• _Task to carry out_
Please quote every line word for word.

• _Entries provided_
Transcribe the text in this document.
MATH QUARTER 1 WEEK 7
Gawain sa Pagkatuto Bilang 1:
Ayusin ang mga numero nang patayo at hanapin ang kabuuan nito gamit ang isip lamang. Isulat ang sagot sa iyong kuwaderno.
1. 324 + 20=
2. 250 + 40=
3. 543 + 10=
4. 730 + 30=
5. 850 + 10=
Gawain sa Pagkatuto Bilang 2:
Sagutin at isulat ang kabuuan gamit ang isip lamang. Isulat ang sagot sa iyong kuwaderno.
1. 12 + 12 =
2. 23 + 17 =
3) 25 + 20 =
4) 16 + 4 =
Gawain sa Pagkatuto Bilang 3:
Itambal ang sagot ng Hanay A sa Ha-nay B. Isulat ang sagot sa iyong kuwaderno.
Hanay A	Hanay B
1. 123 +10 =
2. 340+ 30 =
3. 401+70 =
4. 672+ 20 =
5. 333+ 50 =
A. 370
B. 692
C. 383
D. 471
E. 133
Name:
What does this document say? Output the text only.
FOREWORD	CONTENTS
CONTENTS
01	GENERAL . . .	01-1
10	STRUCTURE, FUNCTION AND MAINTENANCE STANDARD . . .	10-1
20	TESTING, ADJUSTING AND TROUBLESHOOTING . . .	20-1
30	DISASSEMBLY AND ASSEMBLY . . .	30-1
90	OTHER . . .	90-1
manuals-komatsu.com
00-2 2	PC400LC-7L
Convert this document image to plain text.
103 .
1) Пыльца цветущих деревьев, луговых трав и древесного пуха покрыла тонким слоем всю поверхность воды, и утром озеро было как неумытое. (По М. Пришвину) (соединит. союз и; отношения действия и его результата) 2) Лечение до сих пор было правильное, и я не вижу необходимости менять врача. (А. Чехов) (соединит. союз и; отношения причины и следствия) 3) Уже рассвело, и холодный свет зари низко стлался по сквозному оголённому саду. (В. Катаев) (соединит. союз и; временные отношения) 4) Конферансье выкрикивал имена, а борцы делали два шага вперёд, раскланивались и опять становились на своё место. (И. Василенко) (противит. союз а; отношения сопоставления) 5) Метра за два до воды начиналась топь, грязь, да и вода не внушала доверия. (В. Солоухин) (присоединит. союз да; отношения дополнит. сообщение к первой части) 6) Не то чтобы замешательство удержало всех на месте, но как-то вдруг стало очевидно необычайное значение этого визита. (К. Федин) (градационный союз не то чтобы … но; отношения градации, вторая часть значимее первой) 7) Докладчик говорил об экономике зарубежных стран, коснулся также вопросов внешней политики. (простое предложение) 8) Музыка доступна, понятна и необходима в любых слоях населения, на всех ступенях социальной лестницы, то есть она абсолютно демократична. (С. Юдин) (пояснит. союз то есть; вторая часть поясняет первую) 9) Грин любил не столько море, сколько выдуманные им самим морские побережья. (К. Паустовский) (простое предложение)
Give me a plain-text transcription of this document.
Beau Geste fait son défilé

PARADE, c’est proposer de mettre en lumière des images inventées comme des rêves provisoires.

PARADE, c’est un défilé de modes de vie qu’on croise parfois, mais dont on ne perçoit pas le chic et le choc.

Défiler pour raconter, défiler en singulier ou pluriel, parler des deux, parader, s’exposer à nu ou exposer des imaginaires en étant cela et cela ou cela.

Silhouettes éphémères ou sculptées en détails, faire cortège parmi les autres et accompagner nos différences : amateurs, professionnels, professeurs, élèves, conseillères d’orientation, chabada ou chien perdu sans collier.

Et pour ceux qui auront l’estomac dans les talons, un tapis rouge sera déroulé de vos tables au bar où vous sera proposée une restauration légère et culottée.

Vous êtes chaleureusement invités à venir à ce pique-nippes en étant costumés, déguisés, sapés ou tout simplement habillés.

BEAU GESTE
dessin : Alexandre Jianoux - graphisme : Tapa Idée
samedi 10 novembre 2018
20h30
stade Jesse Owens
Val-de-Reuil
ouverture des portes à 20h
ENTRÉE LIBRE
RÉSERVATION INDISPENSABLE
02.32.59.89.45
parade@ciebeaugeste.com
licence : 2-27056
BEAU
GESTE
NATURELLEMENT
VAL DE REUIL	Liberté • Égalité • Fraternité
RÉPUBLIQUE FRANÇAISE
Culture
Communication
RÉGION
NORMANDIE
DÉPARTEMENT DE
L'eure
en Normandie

• _Task output_
Transcribe the text in this document.
MATH QUARTER 1 WEEK 7
Gawain sa Pagkatuto Bilang 1:
Ayusin ang mga numero nang patayo at hanapin ang kabuuan nito gamit ang isip lamang. Isulat ang sagot sa iyong kuwaderno.
1. 324 + 20=
2. 250 + 40=
3. 543 + 10=
4. 730 + 30=
5. 850 + 10=
Gawain sa Pagkatuto Bilang 2:
Sagutin at isulat ang kabuuan gamit ang isip lamang. Isulat ang sagot sa iyong kuwaderno.
1. 12 + 12 =
2. 23 + 17 =
3) 25 + 20 =
4) 16 + 4 =
Gawain sa Pagkatuto Bilang 3:
Itambal ang sagot ng Hanay A sa Ha-nay B. Isulat ang sagot sa iyong kuwaderno.
Hanay A	Hanay B
1. 123 +10 =
2. 340+ 30 =
3. 401+70 =
4. 672+ 20 =
5. 333+ 50 =
A. 370
B. 692
C. 383
D. 471
E. 133
Name:
What does this document say? Output the text only.
FOREWORD	CONTENTS
CONTENTS
01	GENERAL . . .	01-1
10	STRUCTURE, FUNCTION AND MAINTENANCE STANDARD . . .	10-1
20	TESTING, ADJUSTING AND TROUBLESHOOTING . . .	20-1
30	DISASSEMBLY AND ASSEMBLY . . .	30-1
90	OTHER . . .	90-1
manuals-komatsu.com
00-2 2	PC400LC-7L
Convert this document image to plain text.
103 .
1) Пыльца цветущих деревьев, луговых трав и древесного пуха покрыла тонким слоем всю поверхность воды, и утром озеро было как неумытое. (По М. Пришвину) (соединит. союз и; отношения действия и его результата) 2) Лечение до сих пор было правильное, и я не вижу необходимости менять врача. (А. Чехов) (соединит. союз и; отношения причины и следствия) 3) Уже рассвело, и холодный свет зари низко стлался по сквозному оголённому саду. (В. Катаев) (соединит. союз и; временные отношения) 4) Конферансье выкрикивал имена, а борцы делали два шага вперёд, раскланивались и опять становились на своё место. (И. Василенко) (противит. союз а; отношения сопоставления) 5) Метра за два до воды начиналась топь, грязь, да и вода не внушала доверия. (В. Солоухин) (присоединит. союз да; отношения дополнит. сообщение к первой части) 6) Не то чтобы замешательство удержало всех на месте, но как-то вдруг стало очевидно необычайное значение этого визита. (К. Федин) (градационный союз не то чтобы … но; отношения градации, вторая часть значимее первой) 7) Докладчик говорил об экономике зарубежных стран, коснулся также вопросов внешней политики. (простое предложение) 8) Музыка доступна, понятна и необходима в любых слоях населения, на всех ступенях социальной лестницы, то есть она абсолютно демократична. (С. Юдин) (пояснит. союз то есть; вторая часть поясняет первую) 9) Грин любил не столько море, сколько выдуманные им самим морские побережья. (К. Паустовский) (простое предложение)
Give me a plain-text transcription of this document.
Beau Geste fait son défilé

PARADE, c’est proposer de mettre en lumière des images inventées comme des rêves provisoires.

PARADE, c’est un défilé de modes de vie qu’on croise parfois, mais dont on ne perçoit pas le chic et le choc.

Défiler pour raconter, défiler en singulier ou pluriel, parler des deux, parader, s’exposer à nu ou exposer des imaginaires en étant cela et cela ou cela.

Silhouettes éphémères ou sculptées en détails, faire cortège parmi les autres et accompagner nos différences : amateurs, professionnels, professeurs, élèves, conseillères d’orientation, chabada ou chien perdu sans collier.

Et pour ceux qui auront l’estomac dans les talons, un tapis rouge sera déroulé de vos tables au bar où vous sera proposée une restauration légère et culottée.

Vous êtes chaleureusement invités à venir à ce pique-nippes en étant costumés, déguisés, sapés ou tout simplement habillés.

BEAU GESTE
dessin : Alexandre Jianoux - graphisme : Tapa Idée
samedi 10 novembre 2018
20h30
stade Jesse Owens
Val-de-Reuil
ouverture des portes à 20h
ENTRÉE LIBRE
RÉSERVATION INDISPENSABLE
02.32.59.89.45
parade@ciebeaugeste.com
licence : 2-27056
BEAU
GESTE
NATURELLEMENT
VAL DE REUIL	Liberté • Égalité • Fraternité
RÉPUBLIQUE FRANÇAISE
Culture
Communication
RÉGION
NORMANDIE
DÉPARTEMENT DE
L'eure
en Normandie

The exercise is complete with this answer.